#### [Text excerpt]
# Air Pressure at Altitude Calculator

Created by Krishna Nelaturu
Last updated: Jun 24, 2022

Welcome to our air pressure at altitude calculator, which can help you calculate the atmospheric pressure at any elevation on Earth and temperature. In this article, we aim to break down this confounding concept by addressing some fundamentals:

• Why the atmospheric pressure at an altitude is different from air pressure at sea level?
• What is the atmospheric pressure formula?
• How to calculate atmospheric pressure with height?

Similar to how air pressure changes with altitude, we know that the pressure in a liquid changes with depth. Find out why using our hydrostatic pressure calculator.

🔎 In our discussion, we use the terms "air pressure", "atmospheric pressure" and "barometric pressure" as synonyms of each other.

## Why atmospheric pressure varies with altitude?

Atmospheric pressure is the pressure exerted by the weight of the Earth's atmosphere. It varies with altitude because the weight of air present above the point of measurement changes. And since air is denser at sea level than at higher altitudes, you can understand that the air pressure decreases as the altitude increases.

Air pressure is also proportional to the temperature. At higher temperatures, the air particles move faster and bump into each other more frequently, increasing the air pressure. Humidity (not to be confused with ) is inversely proportional to the air pressure.

Ever wonder why air pressure at a higher elevation affects the boiling point? Learn more with our boiling point calculator.

## Atmospheric pressure formula to calculate barometric pressure

The following exponential equation gives the atmospheric pressure at altitude formula:

$p = p_0 \cdot \text{exp} \left( -\frac{gM(h-h_0)}{RT}\right)$

where:

• $p$ is the atmospheric pressure at altitude $h$;

• $p_0$ is the atmospheric pressure at reference altitude $h_0$;

• $g$ is the gravitational acceleration, equal to 9.81 m/s on Earth;

• $M$ is the molar mass of dry air, equal to 0.02896968 kg/mol;

• $R$ is the universal gas constant, equal to 8.31432 N·m/(mol·K); and

• $T$ is the temperature at the altitude $h$ in Kelvins.

If we choose sea level as the reference altitude, $h_0 = 0$, then $p_0$ is equal to the air pressure at sea level, 101.32 kPa. Rewriting our initial equation, we obtain the following atmospheric pressure formula:

$p = p_0 \cdot \text{exp} \left( -\frac{gMh}{RT}\right)$

It is vital to get the air temperature right here. You can use our temperature at altitude calculator if you need help.

#### [Supplied information]

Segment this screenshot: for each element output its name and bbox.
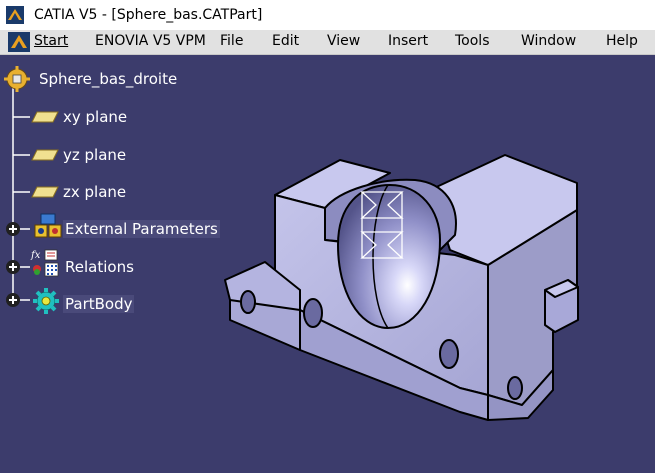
part-3d-model[interactable]: [0, 0, 655, 473]
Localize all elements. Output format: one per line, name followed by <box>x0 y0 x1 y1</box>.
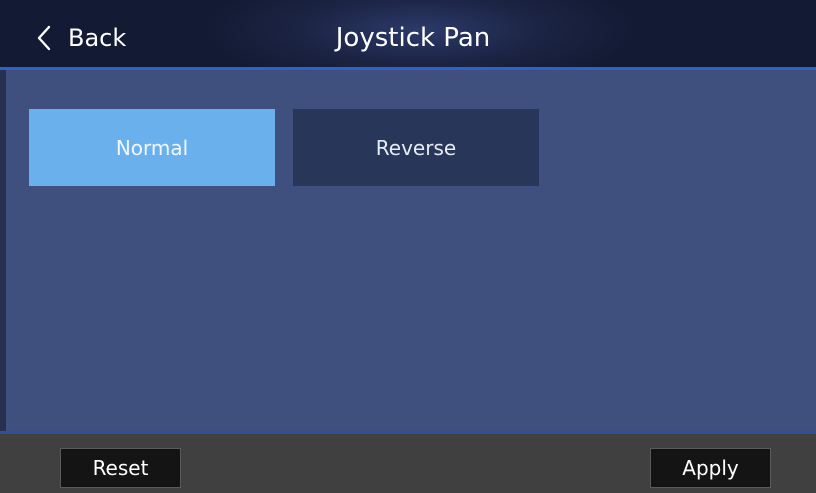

#### [Given task]
Retype the part of the air pressure at altitude text that runs from "Created by Krishna" down to "varies with altitude?", leaving every word and symbol as it is.

#### [Task solution]
Created by Krishna Nelaturu
Last updated: Jun 24, 2022

Welcome to our air pressure at altitude calculator, which can help you calculate the atmospheric pressure at any elevation on Earth and temperature. In this article, we aim to break down this confounding concept by addressing some fundamentals:

• Why the atmospheric pressure at an altitude is different from air pressure at sea level?
• What is the atmospheric pressure formula?
• How to calculate atmospheric pressure with height?

Similar to how air pressure changes with altitude, we know that the pressure in a liquid changes with depth. Find out why using our hydrostatic pressure calculator.

🔎 In our discussion, we use the terms "air pressure", "atmospheric pressure" and "barometric pressure" as synonyms of each other.

## Why atmospheric pressure varies with altitude?